Search the listing for "title" and copy every line where it appears.

• Extracted records:
# # #

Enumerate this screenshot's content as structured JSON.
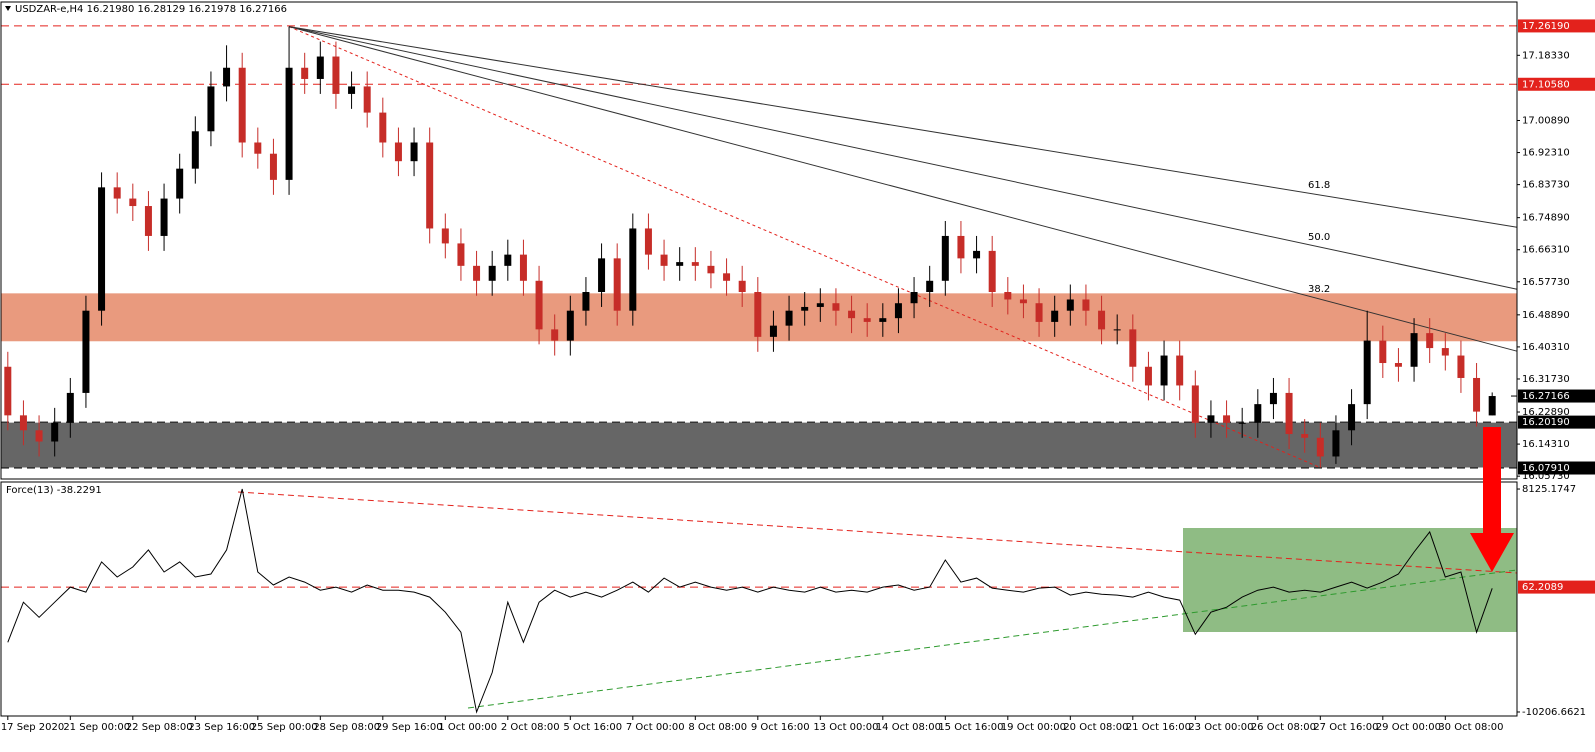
{
  "chart_data": [
    {
      "type": "candlestick",
      "title": "USDZAR-e,H4  16.21980 16.28129 16.21978 16.27166",
      "categories": [
        "17 Sep 2020",
        null,
        null,
        null,
        "21 Sep 00:00",
        null,
        null,
        null,
        "22 Sep 08:00",
        null,
        null,
        null,
        "23 Sep 16:00",
        null,
        null,
        null,
        "25 Sep 00:00",
        null,
        null,
        null,
        "28 Sep 08:00",
        null,
        null,
        null,
        "29 Sep 16:00",
        null,
        null,
        null,
        "1 Oct 00:00",
        null,
        null,
        null,
        "2 Oct 08:00",
        null,
        null,
        null,
        "5 Oct 16:00",
        null,
        null,
        null,
        "7 Oct 00:00",
        null,
        null,
        null,
        "8 Oct 08:00",
        null,
        null,
        null,
        "9 Oct 16:00",
        null,
        null,
        null,
        "13 Oct 00:00",
        null,
        null,
        null,
        "14 Oct 08:00",
        null,
        null,
        null,
        "15 Oct 16:00",
        null,
        null,
        null,
        "19 Oct 00:00",
        null,
        null,
        null,
        "20 Oct 08:00",
        null,
        null,
        null,
        "21 Oct 16:00",
        null,
        null,
        null,
        "23 Oct 00:00",
        null,
        null,
        null,
        "26 Oct 08:00",
        null,
        null,
        null,
        "27 Oct 16:00",
        null,
        null,
        null,
        "29 Oct 00:00",
        null,
        null,
        null,
        "30 Oct 08:00",
        null,
        null,
        null
      ],
      "open": [
        16.35,
        16.22,
        16.18,
        16.15,
        16.2,
        16.28,
        16.5,
        16.83,
        16.8,
        16.78,
        16.7,
        16.8,
        16.88,
        16.98,
        17.1,
        17.15,
        16.95,
        16.92,
        16.85,
        17.15,
        17.12,
        17.18,
        17.08,
        17.1,
        17.03,
        16.95,
        16.9,
        16.95,
        16.72,
        16.68,
        16.62,
        16.58,
        16.62,
        16.65,
        16.58,
        16.45,
        16.42,
        16.5,
        16.55,
        16.64,
        16.5,
        16.72,
        16.65,
        16.62,
        16.63,
        16.62,
        16.6,
        16.58,
        16.55,
        16.43,
        16.46,
        16.5,
        16.51,
        16.52,
        16.5,
        16.48,
        16.47,
        16.48,
        16.52,
        16.55,
        16.58,
        16.7,
        16.64,
        16.66,
        16.55,
        16.53,
        16.52,
        16.47,
        16.5,
        16.53,
        16.5,
        16.45,
        16.45,
        16.35,
        16.3,
        16.38,
        16.3,
        16.2,
        16.22,
        16.2,
        16.2,
        16.25,
        16.28,
        16.17,
        16.16,
        16.11,
        16.18,
        16.25,
        16.42,
        16.36,
        16.35,
        16.44,
        16.4,
        16.38,
        16.32,
        16.2198
      ],
      "high": [
        16.39,
        16.26,
        16.22,
        16.24,
        16.32,
        16.54,
        16.87,
        16.87,
        16.84,
        16.82,
        16.84,
        16.92,
        17.02,
        17.14,
        17.21,
        17.19,
        16.99,
        16.96,
        17.26,
        17.19,
        17.22,
        17.22,
        17.14,
        17.14,
        17.07,
        16.99,
        16.99,
        16.99,
        16.76,
        16.72,
        16.66,
        16.66,
        16.69,
        16.69,
        16.62,
        16.49,
        16.54,
        16.59,
        16.68,
        16.68,
        16.76,
        16.76,
        16.69,
        16.67,
        16.67,
        16.66,
        16.64,
        16.62,
        16.59,
        16.5,
        16.54,
        16.55,
        16.56,
        16.56,
        16.54,
        16.52,
        16.52,
        16.56,
        16.59,
        16.62,
        16.74,
        16.74,
        16.7,
        16.7,
        16.59,
        16.57,
        16.56,
        16.54,
        16.57,
        16.57,
        16.54,
        16.49,
        16.49,
        16.39,
        16.42,
        16.42,
        16.34,
        16.26,
        16.26,
        16.24,
        16.29,
        16.32,
        16.32,
        16.21,
        16.2,
        16.22,
        16.29,
        16.5,
        16.46,
        16.4,
        16.48,
        16.48,
        16.44,
        16.42,
        16.36,
        16.28129
      ],
      "low": [
        16.18,
        16.14,
        16.11,
        16.11,
        16.16,
        16.24,
        16.46,
        16.76,
        16.74,
        16.66,
        16.66,
        16.76,
        16.84,
        16.94,
        17.06,
        16.91,
        16.88,
        16.81,
        16.81,
        17.08,
        17.08,
        17.04,
        17.04,
        16.99,
        16.91,
        16.86,
        16.86,
        16.68,
        16.64,
        16.58,
        16.54,
        16.54,
        16.58,
        16.54,
        16.41,
        16.38,
        16.38,
        16.46,
        16.51,
        16.46,
        16.46,
        16.61,
        16.58,
        16.58,
        16.58,
        16.56,
        16.54,
        16.51,
        16.39,
        16.39,
        16.42,
        16.46,
        16.47,
        16.46,
        16.44,
        16.43,
        16.43,
        16.44,
        16.48,
        16.51,
        16.54,
        16.6,
        16.6,
        16.51,
        16.49,
        16.48,
        16.43,
        16.43,
        16.46,
        16.46,
        16.41,
        16.41,
        16.31,
        16.26,
        16.26,
        16.26,
        16.16,
        16.16,
        16.16,
        16.16,
        16.16,
        16.21,
        16.13,
        16.12,
        16.08,
        16.09,
        16.14,
        16.21,
        16.32,
        16.31,
        16.31,
        16.36,
        16.34,
        16.28,
        16.19,
        16.21978
      ],
      "close": [
        16.22,
        16.18,
        16.15,
        16.2,
        16.28,
        16.5,
        16.83,
        16.8,
        16.78,
        16.7,
        16.8,
        16.88,
        16.98,
        17.1,
        17.15,
        16.95,
        16.92,
        16.85,
        17.15,
        17.12,
        17.18,
        17.08,
        17.1,
        17.03,
        16.95,
        16.9,
        16.95,
        16.72,
        16.68,
        16.62,
        16.58,
        16.62,
        16.65,
        16.58,
        16.45,
        16.42,
        16.5,
        16.55,
        16.64,
        16.5,
        16.72,
        16.65,
        16.62,
        16.63,
        16.62,
        16.6,
        16.58,
        16.55,
        16.43,
        16.46,
        16.5,
        16.51,
        16.52,
        16.5,
        16.48,
        16.47,
        16.48,
        16.52,
        16.55,
        16.58,
        16.7,
        16.64,
        16.66,
        16.55,
        16.53,
        16.52,
        16.47,
        16.5,
        16.53,
        16.5,
        16.45,
        16.45,
        16.35,
        16.3,
        16.38,
        16.3,
        16.2,
        16.22,
        16.2,
        16.2,
        16.25,
        16.28,
        16.17,
        16.16,
        16.11,
        16.18,
        16.25,
        16.42,
        16.36,
        16.35,
        16.44,
        16.4,
        16.38,
        16.32,
        16.23,
        16.27166
      ],
      "up_color": "#000000",
      "down_color": "#c62d28",
      "ylim": [
        16.0497,
        17.3259
      ],
      "yticks": [
        {
          "value": 17.1833,
          "label": "17.18330"
        },
        {
          "value": 17.0089,
          "label": "17.00890"
        },
        {
          "value": 16.9231,
          "label": "16.92310"
        },
        {
          "value": 16.8373,
          "label": "16.83730"
        },
        {
          "value": 16.7489,
          "label": "16.74890"
        },
        {
          "value": 16.6631,
          "label": "16.66310"
        },
        {
          "value": 16.5773,
          "label": "16.57730"
        },
        {
          "value": 16.4889,
          "label": "16.48890"
        },
        {
          "value": 16.4031,
          "label": "16.40310"
        },
        {
          "value": 16.3173,
          "label": "16.31730"
        },
        {
          "value": 16.2289,
          "label": "16.22890"
        },
        {
          "value": 16.1431,
          "label": "16.14310"
        },
        {
          "value": 16.0573,
          "label": "16.05730"
        }
      ],
      "levels": [
        {
          "value": 17.2619,
          "label": "17.26190",
          "color": "#e3221c"
        },
        {
          "value": 17.1058,
          "label": "17.10580",
          "color": "#e3221c"
        },
        {
          "value": 16.2019,
          "label": "16.20190",
          "color": "#000000"
        },
        {
          "value": 16.0791,
          "label": "16.07910",
          "color": "#000000"
        }
      ],
      "current_price": 16.27166,
      "resistance_zone": {
        "range": [
          16.4182,
          16.5464
        ],
        "color": "#e99a7e"
      },
      "support_zone": {
        "range": [
          16.0791,
          16.2019
        ],
        "color": "#666666"
      },
      "fan": {
        "levels": [
          38.2,
          {
            "value": 50,
            "label": "50.0"
          },
          61.8
        ],
        "color": "#333333",
        "trend_color": "#e3221c"
      }
    },
    {
      "type": "line",
      "title": "Force(13) -38.2291",
      "values": [
        -4480,
        -1180,
        -2420,
        -1180,
        60,
        -350,
        2130,
        890,
        1710,
        3120,
        1300,
        2130,
        890,
        1140,
        3120,
        8125.1747,
        1300,
        230,
        890,
        475,
        -190,
        60,
        -350,
        230,
        -190,
        -190,
        -350,
        -760,
        -2000,
        -3650,
        -10206.6621,
        -6960,
        -1180,
        -4480,
        -1180,
        -190,
        -760,
        -350,
        -760,
        -190,
        475,
        -350,
        800,
        60,
        475,
        60,
        -190,
        60,
        -350,
        60,
        -190,
        -350,
        60,
        -350,
        -190,
        -350,
        60,
        230,
        -190,
        60,
        2290,
        475,
        800,
        -20,
        -190,
        -350,
        -20,
        60,
        -600,
        -350,
        -520,
        -600,
        -760,
        -350,
        -760,
        -1010,
        -3820,
        -2000,
        -1590,
        -760,
        -190,
        60,
        -350,
        -190,
        -350,
        60,
        475,
        -20,
        475,
        1140,
        2950,
        4600,
        890,
        1300,
        -3650,
        -38.2291
      ],
      "color": "#000000",
      "ylim": [
        -10537,
        8703
      ],
      "yticks": [
        8125.1747,
        -10206.6621
      ],
      "levels": [
        {
          "value": 62.2089,
          "color": "#e3221c"
        }
      ]
    }
  ]
}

# # #

• Solution to the exercise:
      "title": "USDZAR-e,H4  16.21980 16.28129 16.21978 16.27166",
      "title": "Force(13) -38.2291",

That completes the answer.